── RECORDED DATA

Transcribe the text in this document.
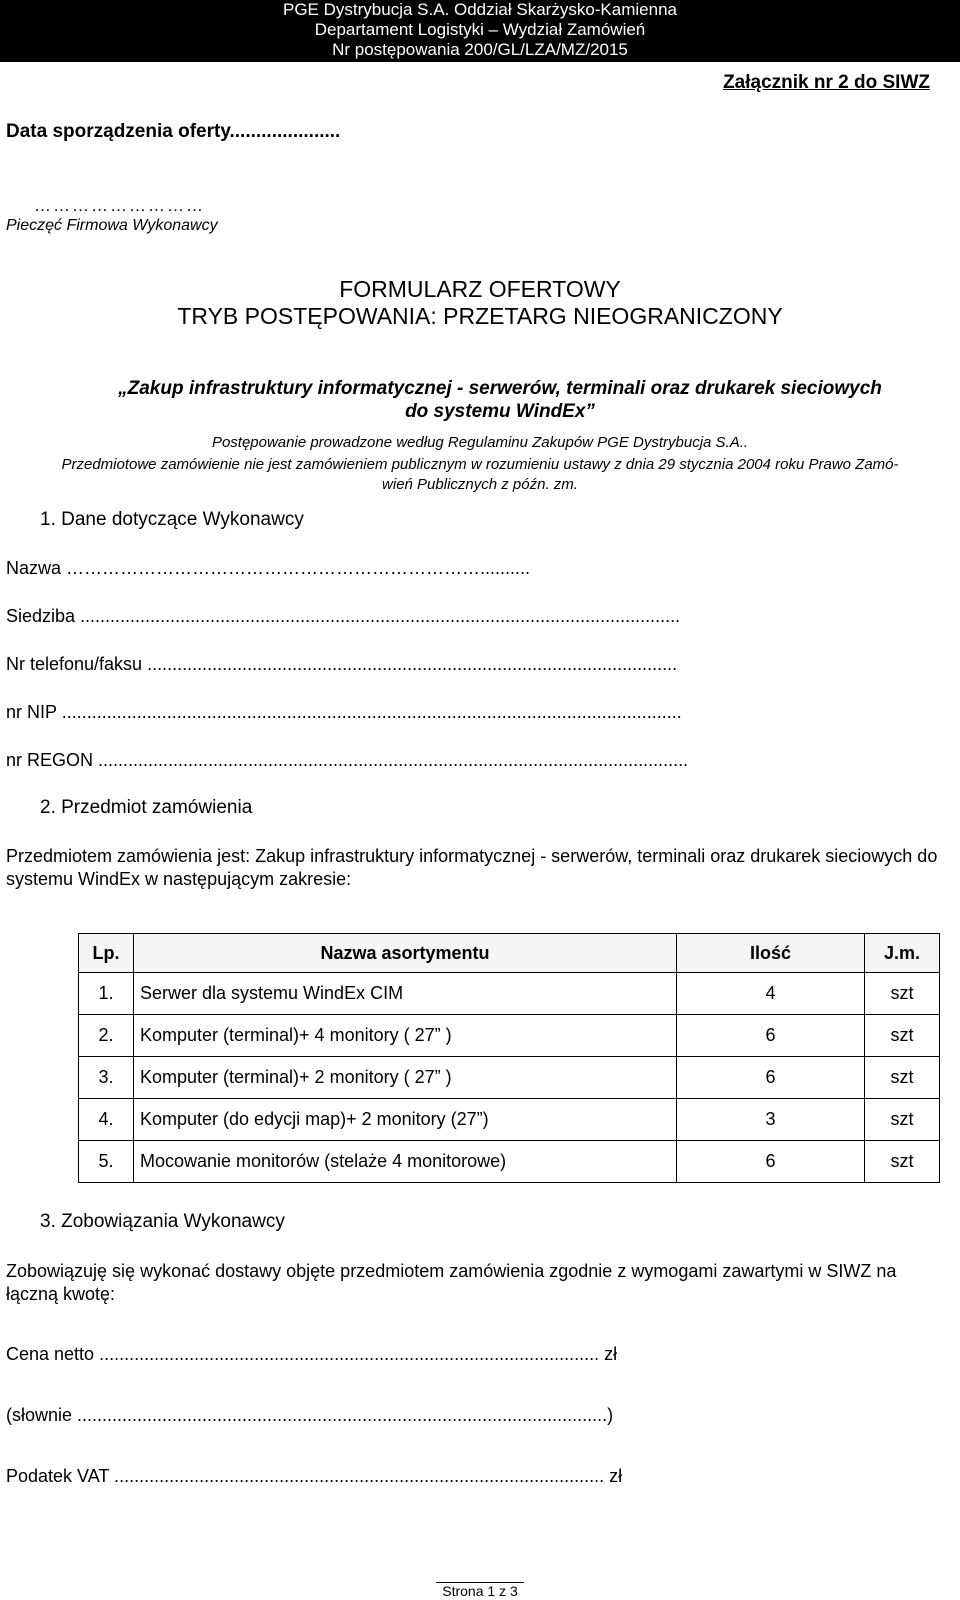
PGE Dystrybucja S.A. Oddział Skarżysko-Kamienna
Departament Logistyki – Wydział Zamówień
Nr postępowania 200/GL/LZA/MZ/2015
Załącznik nr 2 do SIWZ
Data sporządzenia oferty.....................
………………………
Pieczęć Firmowa Wykonawcy
FORMULARZ OFERTOWY
TRYB POSTĘPOWANIA: PRZETARG NIEOGRANICZONY
„Zakup infrastruktury informatycznej - serwerów, terminali oraz drukarek sieciowych
do systemu WindEx”
Postępowanie prowadzone według Regulaminu Zakupów PGE Dystrybucja S.A..
Przedmiotowe zamówienie nie jest zamówieniem publicznym w rozumieniu ustawy z dnia 29 stycznia 2004 roku Prawo Zamó-
wień Publicznych z późn. zm.
1. Dane dotyczące Wykonawcy
Nazwa ……………………………………………………………..........
Siedziba ........................................................................................................................
Nr telefonu/faksu ..........................................................................................................
nr NIP ............................................................................................................................
nr REGON ......................................................................................................................
2. Przedmiot zamówienia
Przedmiotem zamówienia jest: Zakup infrastruktury informatycznej - serwerów, terminali oraz drukarek sieciowych do systemu WindEx w następującym zakresie:
Lp.	Nazwa asortymentu	Ilość	J.m.
1.	Serwer dla systemu WindEx CIM	4	szt
2.	Komputer (terminal)+ 4 monitory ( 27” )	6	szt
3.	Komputer (terminal)+ 2 monitory ( 27” )	6	szt
4.	Komputer (do edycji map)+ 2 monitory (27”)	3	szt
5.	Mocowanie monitorów (stelaże 4 monitorowe)	6	szt
3. Zobowiązania Wykonawcy
Zobowiązuję się wykonać dostawy objęte przedmiotem zamówienia zgodnie z wymogami zawartymi w SIWZ na łączną kwotę:
Cena netto .................................................................................................... zł
(słownie ..........................................................................................................)
Podatek VAT .................................................................................................. zł
Strona 1 z 3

────

◆ **WHAT IS NEEDED**
Print all of the entries word for word. Omit the pictures they contain.

◆ **COMPLETE RESPONSE**
Transcribe the text in this document.
PGE Dystrybucja S.A. Oddział Skarżysko-Kamienna
Departament Logistyki – Wydział Zamówień
Nr postępowania 200/GL/LZA/MZ/2015
Załącznik nr 2 do SIWZ
Data sporządzenia oferty.....................
………………………
Pieczęć Firmowa Wykonawcy
FORMULARZ OFERTOWY
TRYB POSTĘPOWANIA: PRZETARG NIEOGRANICZONY
„Zakup infrastruktury informatycznej - serwerów, terminali oraz drukarek sieciowych
do systemu WindEx”
Postępowanie prowadzone według Regulaminu Zakupów PGE Dystrybucja S.A..
Przedmiotowe zamówienie nie jest zamówieniem publicznym w rozumieniu ustawy z dnia 29 stycznia 2004 roku Prawo Zamó-
wień Publicznych z późn. zm.
1. Dane dotyczące Wykonawcy
Nazwa ……………………………………………………………..........
Siedziba ........................................................................................................................
Nr telefonu/faksu ..........................................................................................................
nr NIP ............................................................................................................................
nr REGON ......................................................................................................................
2. Przedmiot zamówienia
Przedmiotem zamówienia jest: Zakup infrastruktury informatycznej - serwerów, terminali oraz drukarek sieciowych do systemu WindEx w następującym zakresie:
Lp.	Nazwa asortymentu	Ilość	J.m.
1.	Serwer dla systemu WindEx CIM	4	szt
2.	Komputer (terminal)+ 4 monitory ( 27” )	6	szt
3.	Komputer (terminal)+ 2 monitory ( 27” )	6	szt
4.	Komputer (do edycji map)+ 2 monitory (27”)	3	szt
5.	Mocowanie monitorów (stelaże 4 monitorowe)	6	szt
3. Zobowiązania Wykonawcy
Zobowiązuję się wykonać dostawy objęte przedmiotem zamówienia zgodnie z wymogami zawartymi w SIWZ na łączną kwotę:
Cena netto .................................................................................................... zł
(słownie ..........................................................................................................)
Podatek VAT .................................................................................................. zł
Strona 1 z 3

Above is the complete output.